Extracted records
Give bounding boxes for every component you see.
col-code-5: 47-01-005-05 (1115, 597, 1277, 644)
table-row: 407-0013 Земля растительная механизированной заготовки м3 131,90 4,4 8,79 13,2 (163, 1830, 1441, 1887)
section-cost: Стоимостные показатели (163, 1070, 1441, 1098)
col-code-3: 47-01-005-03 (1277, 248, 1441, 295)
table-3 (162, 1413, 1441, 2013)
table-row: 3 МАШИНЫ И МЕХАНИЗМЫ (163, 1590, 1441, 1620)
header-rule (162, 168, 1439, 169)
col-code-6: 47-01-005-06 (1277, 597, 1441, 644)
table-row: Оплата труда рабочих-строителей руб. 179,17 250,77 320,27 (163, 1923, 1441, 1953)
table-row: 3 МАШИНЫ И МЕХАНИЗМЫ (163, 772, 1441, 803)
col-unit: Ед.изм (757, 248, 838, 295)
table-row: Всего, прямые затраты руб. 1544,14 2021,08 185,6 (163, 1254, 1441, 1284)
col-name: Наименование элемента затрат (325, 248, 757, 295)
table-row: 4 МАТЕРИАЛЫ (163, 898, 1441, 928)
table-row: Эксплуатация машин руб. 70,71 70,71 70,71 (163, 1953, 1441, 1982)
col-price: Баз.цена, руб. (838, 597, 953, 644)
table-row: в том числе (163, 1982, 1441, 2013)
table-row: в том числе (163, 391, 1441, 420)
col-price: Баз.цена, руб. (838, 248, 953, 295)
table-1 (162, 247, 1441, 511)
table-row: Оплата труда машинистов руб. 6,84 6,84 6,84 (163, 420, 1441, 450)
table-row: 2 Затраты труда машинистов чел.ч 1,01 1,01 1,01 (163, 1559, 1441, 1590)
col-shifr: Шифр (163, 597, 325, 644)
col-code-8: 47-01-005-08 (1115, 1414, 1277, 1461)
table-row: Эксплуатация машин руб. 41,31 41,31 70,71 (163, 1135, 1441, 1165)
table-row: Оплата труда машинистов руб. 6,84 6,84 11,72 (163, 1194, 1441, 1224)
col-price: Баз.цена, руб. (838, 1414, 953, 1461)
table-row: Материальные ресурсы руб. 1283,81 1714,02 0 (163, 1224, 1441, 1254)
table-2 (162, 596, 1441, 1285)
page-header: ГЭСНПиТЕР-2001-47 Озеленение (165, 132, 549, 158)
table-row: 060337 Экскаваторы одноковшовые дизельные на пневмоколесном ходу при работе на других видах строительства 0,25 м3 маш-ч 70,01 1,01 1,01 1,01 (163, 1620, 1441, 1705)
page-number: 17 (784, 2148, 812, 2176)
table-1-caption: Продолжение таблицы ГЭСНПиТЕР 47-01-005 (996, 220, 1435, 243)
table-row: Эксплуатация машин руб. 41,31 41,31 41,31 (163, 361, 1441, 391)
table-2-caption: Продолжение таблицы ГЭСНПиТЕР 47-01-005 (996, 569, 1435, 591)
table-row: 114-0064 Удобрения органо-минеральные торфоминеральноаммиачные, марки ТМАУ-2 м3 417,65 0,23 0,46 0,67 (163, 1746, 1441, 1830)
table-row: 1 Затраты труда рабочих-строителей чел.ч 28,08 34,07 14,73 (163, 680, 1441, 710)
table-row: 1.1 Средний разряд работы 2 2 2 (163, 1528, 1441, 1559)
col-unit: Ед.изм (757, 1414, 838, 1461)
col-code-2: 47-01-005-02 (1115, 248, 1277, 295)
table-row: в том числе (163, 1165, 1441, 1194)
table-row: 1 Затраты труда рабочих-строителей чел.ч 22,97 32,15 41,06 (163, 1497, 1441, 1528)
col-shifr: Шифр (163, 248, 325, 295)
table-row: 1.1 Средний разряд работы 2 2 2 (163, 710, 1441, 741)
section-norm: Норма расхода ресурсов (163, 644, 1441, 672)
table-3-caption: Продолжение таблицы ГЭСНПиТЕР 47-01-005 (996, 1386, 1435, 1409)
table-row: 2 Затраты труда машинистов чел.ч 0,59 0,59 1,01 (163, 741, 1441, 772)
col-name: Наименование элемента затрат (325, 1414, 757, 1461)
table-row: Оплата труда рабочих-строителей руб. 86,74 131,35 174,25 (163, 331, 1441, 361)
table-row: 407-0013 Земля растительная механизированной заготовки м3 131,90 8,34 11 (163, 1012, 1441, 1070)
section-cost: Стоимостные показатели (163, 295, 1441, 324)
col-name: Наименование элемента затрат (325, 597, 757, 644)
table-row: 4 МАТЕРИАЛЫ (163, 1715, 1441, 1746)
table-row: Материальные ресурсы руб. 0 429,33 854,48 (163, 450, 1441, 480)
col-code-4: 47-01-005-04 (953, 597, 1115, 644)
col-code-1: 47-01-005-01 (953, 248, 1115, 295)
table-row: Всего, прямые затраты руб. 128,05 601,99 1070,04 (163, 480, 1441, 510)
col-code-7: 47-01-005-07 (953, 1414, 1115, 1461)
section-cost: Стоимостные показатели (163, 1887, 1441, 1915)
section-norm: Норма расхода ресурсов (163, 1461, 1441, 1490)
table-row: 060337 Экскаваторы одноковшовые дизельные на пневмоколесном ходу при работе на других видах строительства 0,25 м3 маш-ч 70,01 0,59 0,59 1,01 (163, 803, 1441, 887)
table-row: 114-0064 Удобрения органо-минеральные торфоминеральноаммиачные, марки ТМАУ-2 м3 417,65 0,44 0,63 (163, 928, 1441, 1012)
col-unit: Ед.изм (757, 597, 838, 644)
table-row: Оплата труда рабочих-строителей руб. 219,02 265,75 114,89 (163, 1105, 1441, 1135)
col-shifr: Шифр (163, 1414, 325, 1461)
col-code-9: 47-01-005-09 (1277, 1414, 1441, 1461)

* **GIVEN EXERCISE**
Rewrite all of the entries above as a numbered list, leaving out any blank lines.

* **FULL RESPONSE**
1. Give bounding boxes for every component you see.
2. col-code-5: 47-01-005-05 (1115, 597, 1277, 644)
3. table-row: 407-0013 Земля растительная механизированной заготовки м3 131,90 4,4 8,79 13,2 (163, 1830, 1441, 1887)
4. section-cost: Стоимостные показатели (163, 1070, 1441, 1098)
5. col-code-3: 47-01-005-03 (1277, 248, 1441, 295)
6. table-3 (162, 1413, 1441, 2013)
7. table-row: 3 МАШИНЫ И МЕХАНИЗМЫ (163, 1590, 1441, 1620)
8. header-rule (162, 168, 1439, 169)
9. col-code-6: 47-01-005-06 (1277, 597, 1441, 644)
10. table-row: Оплата труда рабочих-строителей руб. 179,17 250,77 320,27 (163, 1923, 1441, 1953)
11. table-row: 3 МАШИНЫ И МЕХАНИЗМЫ (163, 772, 1441, 803)
12. col-unit: Ед.изм (757, 248, 838, 295)
13. table-row: Всего, прямые затраты руб. 1544,14 2021,08 185,6 (163, 1254, 1441, 1284)
14. col-name: Наименование элемента затрат (325, 248, 757, 295)
15. table-row: 4 МАТЕРИАЛЫ (163, 898, 1441, 928)
16. table-row: Эксплуатация машин руб. 70,71 70,71 70,71 (163, 1953, 1441, 1982)
17. col-price: Баз.цена, руб. (838, 597, 953, 644)
18. table-row: в том числе (163, 1982, 1441, 2013)
19. table-row: в том числе (163, 391, 1441, 420)
20. col-price: Баз.цена, руб. (838, 248, 953, 295)
21. table-1 (162, 247, 1441, 511)
22. table-row: Оплата труда машинистов руб. 6,84 6,84 6,84 (163, 420, 1441, 450)
23. table-row: 2 Затраты труда машинистов чел.ч 1,01 1,01 1,01 (163, 1559, 1441, 1590)
24. col-shifr: Шифр (163, 597, 325, 644)
25. col-code-8: 47-01-005-08 (1115, 1414, 1277, 1461)
26. table-row: Эксплуатация машин руб. 41,31 41,31 70,71 (163, 1135, 1441, 1165)
27. table-row: Оплата труда машинистов руб. 6,84 6,84 11,72 (163, 1194, 1441, 1224)
28. col-price: Баз.цена, руб. (838, 1414, 953, 1461)
29. table-row: Материальные ресурсы руб. 1283,81 1714,02 0 (163, 1224, 1441, 1254)
30. table-2 (162, 596, 1441, 1285)
31. page-header: ГЭСНПиТЕР-2001-47 Озеленение (165, 132, 549, 158)
32. table-row: 060337 Экскаваторы одноковшовые дизельные на пневмоколесном ходу при работе на других видах строительства 0,25 м3 маш-ч 70,01 1,01 1,01 1,01 (163, 1620, 1441, 1705)
33. page-number: 17 (784, 2148, 812, 2176)
34. table-1-caption: Продолжение таблицы ГЭСНПиТЕР 47-01-005 (996, 220, 1435, 243)
35. table-row: Эксплуатация машин руб. 41,31 41,31 41,31 (163, 361, 1441, 391)
36. table-2-caption: Продолжение таблицы ГЭСНПиТЕР 47-01-005 (996, 569, 1435, 591)
37. table-row: 114-0064 Удобрения органо-минеральные торфоминеральноаммиачные, марки ТМАУ-2 м3 417,65 0,23 0,46 0,67 (163, 1746, 1441, 1830)
38. table-row: 1 Затраты труда рабочих-строителей чел.ч 28,08 34,07 14,73 (163, 680, 1441, 710)
39. table-row: 1.1 Средний разряд работы 2 2 2 (163, 1528, 1441, 1559)
40. col-unit: Ед.изм (757, 1414, 838, 1461)
41. col-code-2: 47-01-005-02 (1115, 248, 1277, 295)
42. table-row: в том числе (163, 1165, 1441, 1194)
43. table-row: 1 Затраты труда рабочих-строителей чел.ч 22,97 32,15 41,06 (163, 1497, 1441, 1528)
44. col-shifr: Шифр (163, 248, 325, 295)
45. table-row: 1.1 Средний разряд работы 2 2 2 (163, 710, 1441, 741)
46. section-norm: Норма расхода ресурсов (163, 644, 1441, 672)
47. table-3-caption: Продолжение таблицы ГЭСНПиТЕР 47-01-005 (996, 1386, 1435, 1409)
48. table-row: 2 Затраты труда машинистов чел.ч 0,59 0,59 1,01 (163, 741, 1441, 772)
49. col-name: Наименование элемента затрат (325, 1414, 757, 1461)
50. table-row: Оплата труда рабочих-строителей руб. 86,74 131,35 174,25 (163, 331, 1441, 361)
51. table-row: 407-0013 Земля растительная механизированной заготовки м3 131,90 8,34 11 (163, 1012, 1441, 1070)
52. section-cost: Стоимостные показатели (163, 295, 1441, 324)
53. col-name: Наименование элемента затрат (325, 597, 757, 644)
54. table-row: 4 МАТЕРИАЛЫ (163, 1715, 1441, 1746)
55. table-row: Материальные ресурсы руб. 0 429,33 854,48 (163, 450, 1441, 480)
56. col-code-4: 47-01-005-04 (953, 597, 1115, 644)
57. col-code-1: 47-01-005-01 (953, 248, 1115, 295)
58. table-row: Всего, прямые затраты руб. 128,05 601,99 1070,04 (163, 480, 1441, 510)
59. col-code-7: 47-01-005-07 (953, 1414, 1115, 1461)
60. section-cost: Стоимостные показатели (163, 1887, 1441, 1915)
61. section-norm: Норма расхода ресурсов (163, 1461, 1441, 1490)
62. table-row: 060337 Экскаваторы одноковшовые дизельные на пневмоколесном ходу при работе на других видах строительства 0,25 м3 маш-ч 70,01 0,59 0,59 1,01 (163, 803, 1441, 887)
63. table-row: 114-0064 Удобрения органо-минеральные торфоминеральноаммиачные, марки ТМАУ-2 м3 417,65 0,44 0,63 (163, 928, 1441, 1012)
64. col-unit: Ед.изм (757, 597, 838, 644)
65. table-row: Оплата труда рабочих-строителей руб. 219,02 265,75 114,89 (163, 1105, 1441, 1135)
66. col-shifr: Шифр (163, 1414, 325, 1461)
67. col-code-9: 47-01-005-09 (1277, 1414, 1441, 1461)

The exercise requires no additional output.